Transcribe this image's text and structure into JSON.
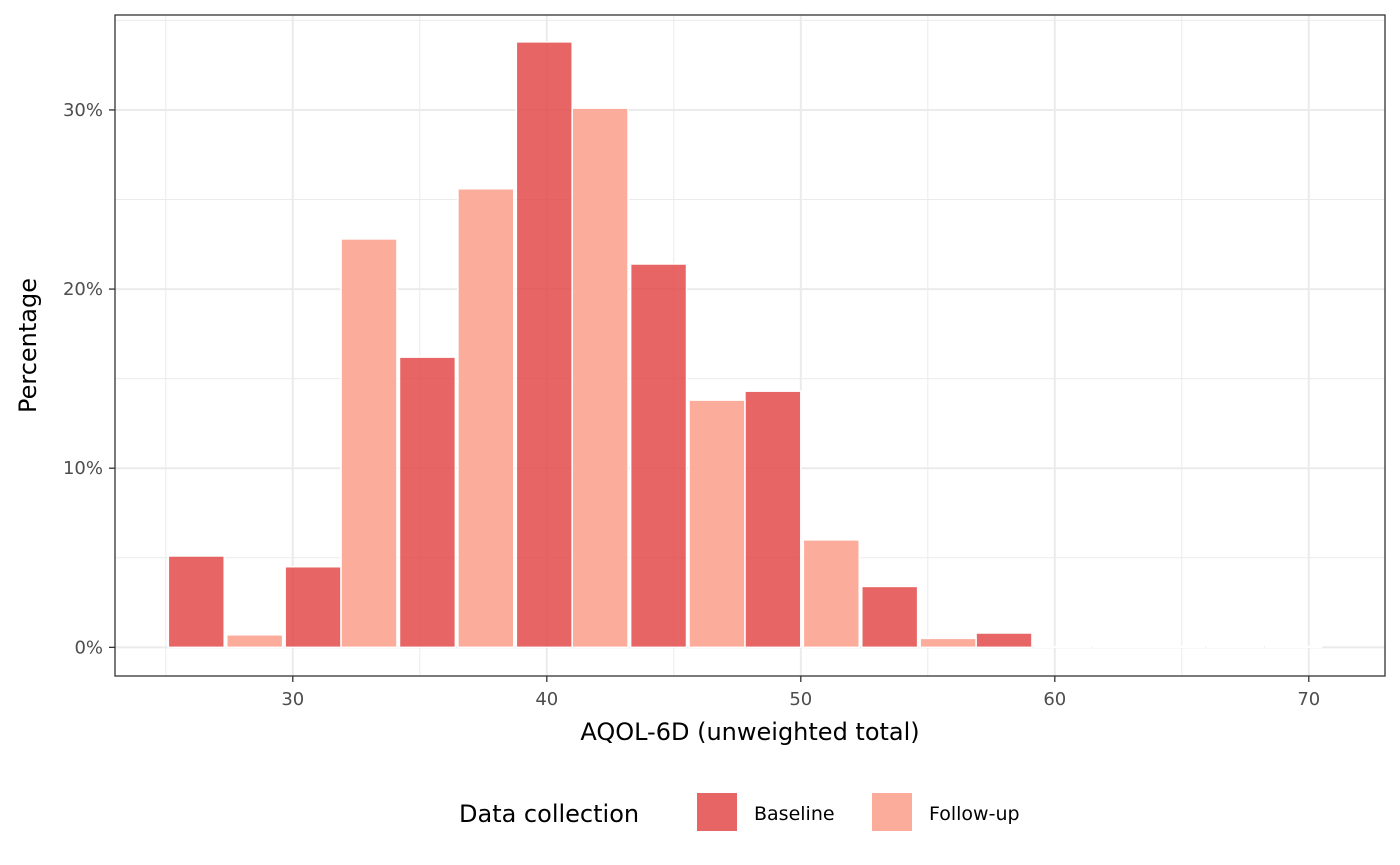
{
  "chart_data": {
    "type": "bar",
    "subtype": "histogram",
    "xlabel": "AQOL-6D (unweighted total)",
    "ylabel": "Percentage",
    "x_ticks": [
      "30",
      "40",
      "50",
      "60",
      "70"
    ],
    "x_tick_values": [
      30,
      40,
      50,
      60,
      70
    ],
    "y_ticks": [
      "0%",
      "10%",
      "20%",
      "30%"
    ],
    "y_tick_values": [
      0,
      10,
      20,
      30
    ],
    "xlim": [
      23,
      73
    ],
    "ylim": [
      -1.6,
      35.3
    ],
    "grid": true,
    "legend": {
      "title": "Data collection",
      "position": "bottom"
    },
    "bin_width": 2.27,
    "series": [
      {
        "name": "Baseline",
        "color": "#e34a4a",
        "bins": [
          {
            "x_start": 25.1,
            "x_end": 27.3,
            "value": 5.1
          },
          {
            "x_start": 29.7,
            "x_end": 31.9,
            "value": 4.5
          },
          {
            "x_start": 34.2,
            "x_end": 36.4,
            "value": 16.2
          },
          {
            "x_start": 38.8,
            "x_end": 41.0,
            "value": 33.8
          },
          {
            "x_start": 43.3,
            "x_end": 45.5,
            "value": 21.4
          },
          {
            "x_start": 47.8,
            "x_end": 50.0,
            "value": 14.3
          },
          {
            "x_start": 52.4,
            "x_end": 54.6,
            "value": 3.4
          },
          {
            "x_start": 56.9,
            "x_end": 59.1,
            "value": 0.8
          },
          {
            "x_start": 61.5,
            "x_end": 63.7,
            "value": 0
          },
          {
            "x_start": 66.0,
            "x_end": 68.2,
            "value": 0
          }
        ]
      },
      {
        "name": "Follow-up",
        "color": "#fca896",
        "bins": [
          {
            "x_start": 27.4,
            "x_end": 29.6,
            "value": 0.7
          },
          {
            "x_start": 31.9,
            "x_end": 34.1,
            "value": 22.8
          },
          {
            "x_start": 36.5,
            "x_end": 38.7,
            "value": 25.6
          },
          {
            "x_start": 41.0,
            "x_end": 43.2,
            "value": 30.1
          },
          {
            "x_start": 45.6,
            "x_end": 47.8,
            "value": 13.8
          },
          {
            "x_start": 50.1,
            "x_end": 52.3,
            "value": 6.0
          },
          {
            "x_start": 54.7,
            "x_end": 56.9,
            "value": 0.5
          },
          {
            "x_start": 59.2,
            "x_end": 61.4,
            "value": 0
          },
          {
            "x_start": 63.7,
            "x_end": 65.9,
            "value": 0
          },
          {
            "x_start": 68.3,
            "x_end": 70.5,
            "value": 0
          }
        ]
      }
    ]
  }
}
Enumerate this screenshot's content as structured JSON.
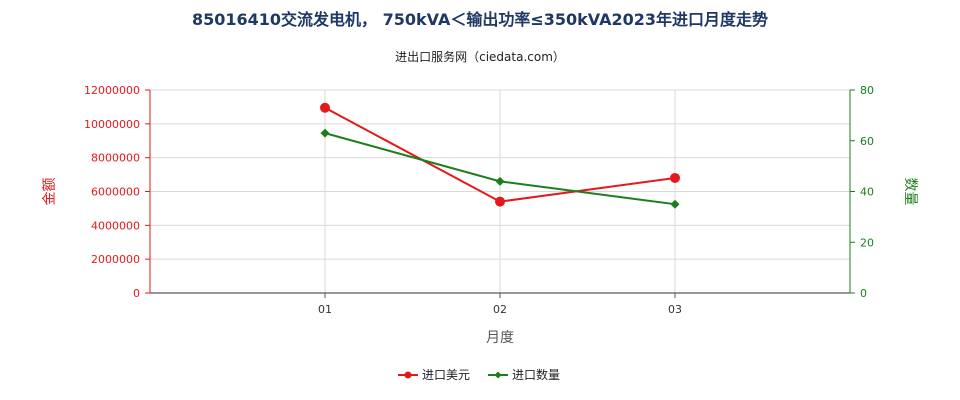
{
  "chart_data": {
    "type": "line",
    "title": "85016410交流发电机， 750kVA＜输出功率≤350kVA2023年进口月度走势",
    "subtitle": "进出口服务网（ciedata.com）",
    "xlabel": "月度",
    "ylabel_left": "金额",
    "ylabel_right": "数量",
    "categories": [
      "01",
      "02",
      "03"
    ],
    "y_left": {
      "range": [
        0,
        12000000
      ],
      "ticks": [
        "0",
        "2000000",
        "4000000",
        "6000000",
        "8000000",
        "10000000",
        "12000000"
      ],
      "color": "#e31a1c"
    },
    "y_right": {
      "range": [
        0,
        80
      ],
      "ticks": [
        "0",
        "20",
        "40",
        "60",
        "80"
      ],
      "color": "#1b7f1b"
    },
    "series": [
      {
        "name": "进口美元",
        "axis": "left",
        "color": "#e31a1c",
        "marker": "circle",
        "values": [
          10950000,
          5400000,
          6800000
        ]
      },
      {
        "name": "进口数量",
        "axis": "right",
        "color": "#1b7f1b",
        "marker": "diamond",
        "values": [
          63,
          44,
          35
        ]
      }
    ],
    "grid": true,
    "legend_position": "bottom"
  }
}
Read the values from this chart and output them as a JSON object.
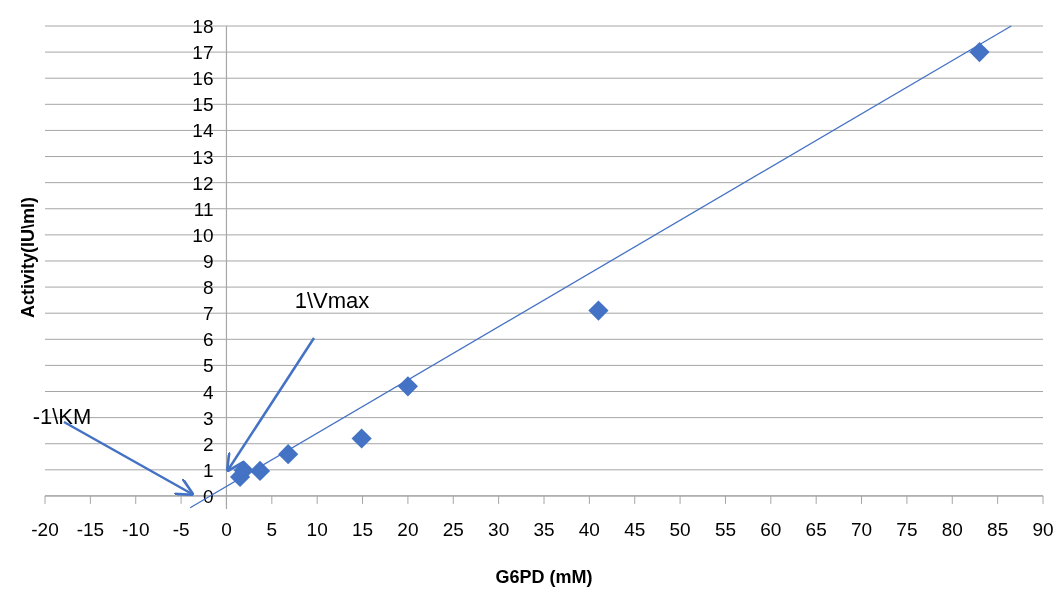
{
  "chart_data": {
    "type": "scatter",
    "xlabel": "G6PD (mM)",
    "ylabel": "Activity(IU\\ml)",
    "xlim": [
      -20,
      90
    ],
    "xticks": [
      -20,
      -15,
      -10,
      -5,
      0,
      5,
      10,
      15,
      20,
      25,
      30,
      35,
      40,
      45,
      50,
      55,
      60,
      65,
      70,
      75,
      80,
      85,
      90
    ],
    "ylim": [
      -0.5,
      18
    ],
    "yticks": [
      0,
      1,
      2,
      3,
      4,
      5,
      6,
      7,
      8,
      9,
      10,
      11,
      12,
      13,
      14,
      15,
      16,
      17,
      18
    ],
    "grid": "y",
    "legend": false,
    "series": [
      {
        "marker": "diamond",
        "color": "#4472c4",
        "x": [
          1.5,
          1.9,
          3.7,
          6.8,
          14.9,
          20,
          41,
          83
        ],
        "values": [
          0.73,
          0.98,
          0.96,
          1.6,
          2.2,
          4.2,
          7.1,
          17
        ]
      },
      {
        "type": "line",
        "marker": "none",
        "color": "#4472c4",
        "x": [
          -4,
          86.5
        ],
        "values": [
          -0.45,
          18
        ]
      }
    ],
    "annotations": [
      "1\\Vmax",
      "-1\\KM"
    ]
  }
}
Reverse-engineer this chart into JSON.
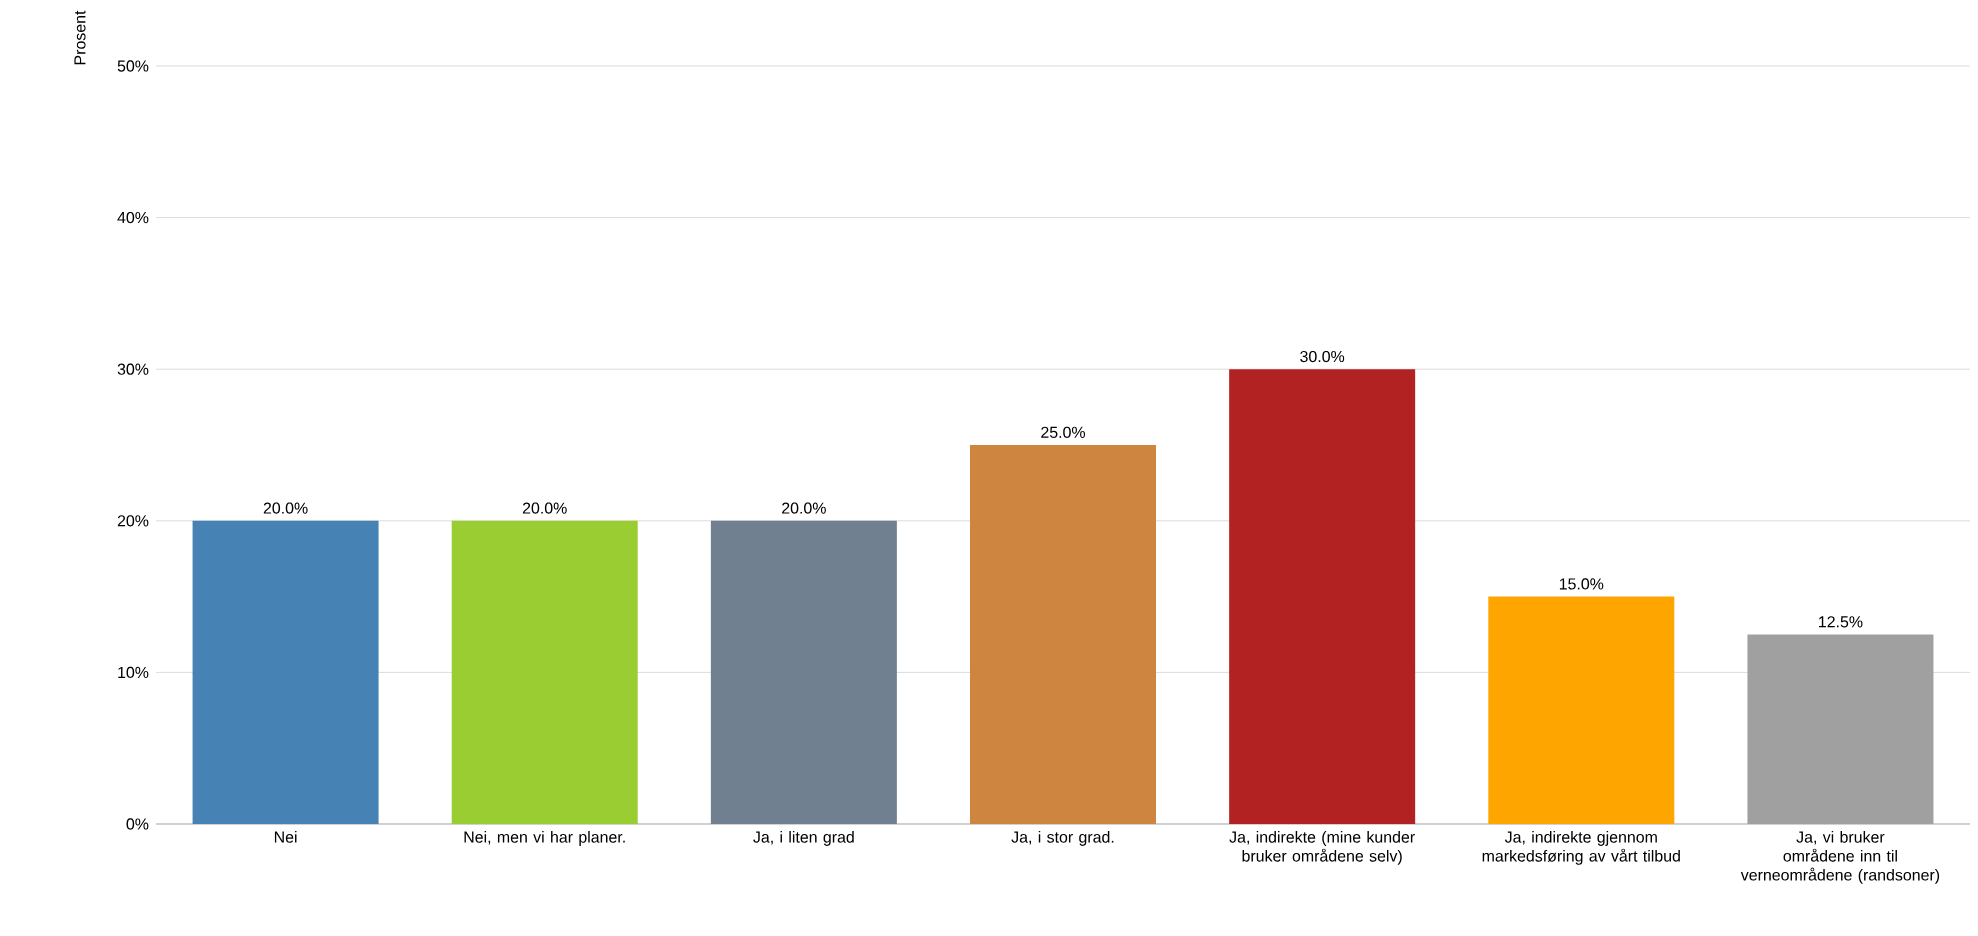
{
  "chart_data": {
    "type": "bar",
    "ylabel": "Prosent",
    "categories": [
      "Nei",
      "Nei, men vi har planer.",
      "Ja, i liten grad",
      "Ja, i stor grad.",
      "Ja, indirekte (mine kunder bruker områdene selv)",
      "Ja, indirekte gjennom markedsføring av vårt tilbud",
      "Ja, vi bruker områdene inn til verneområdene (randsoner)"
    ],
    "values": [
      20,
      20,
      20,
      25,
      30,
      15,
      12.5
    ],
    "value_labels": [
      "20.0%",
      "20.0%",
      "20.0%",
      "25.0%",
      "30.0%",
      "15.0%",
      "12.5%"
    ],
    "colors": [
      "#4682b4",
      "#9acd32",
      "#708090",
      "#cd853f",
      "#b22222",
      "#ffa500",
      "#a0a0a0"
    ],
    "ylim": [
      0,
      50
    ],
    "yticks": [
      {
        "value": 0,
        "label": "0%"
      },
      {
        "value": 10,
        "label": "10%"
      },
      {
        "value": 20,
        "label": "20%"
      },
      {
        "value": 30,
        "label": "30%"
      },
      {
        "value": 40,
        "label": "40%"
      },
      {
        "value": 50,
        "label": "50%"
      }
    ],
    "grid": "y"
  }
}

# Instructions to follow
Go through the records above and copy every line with the word "marker".

# Worked solution
        "marker": "circle",
        "marker": "diamond",
        "marker": "diamond",
        "marker": "none",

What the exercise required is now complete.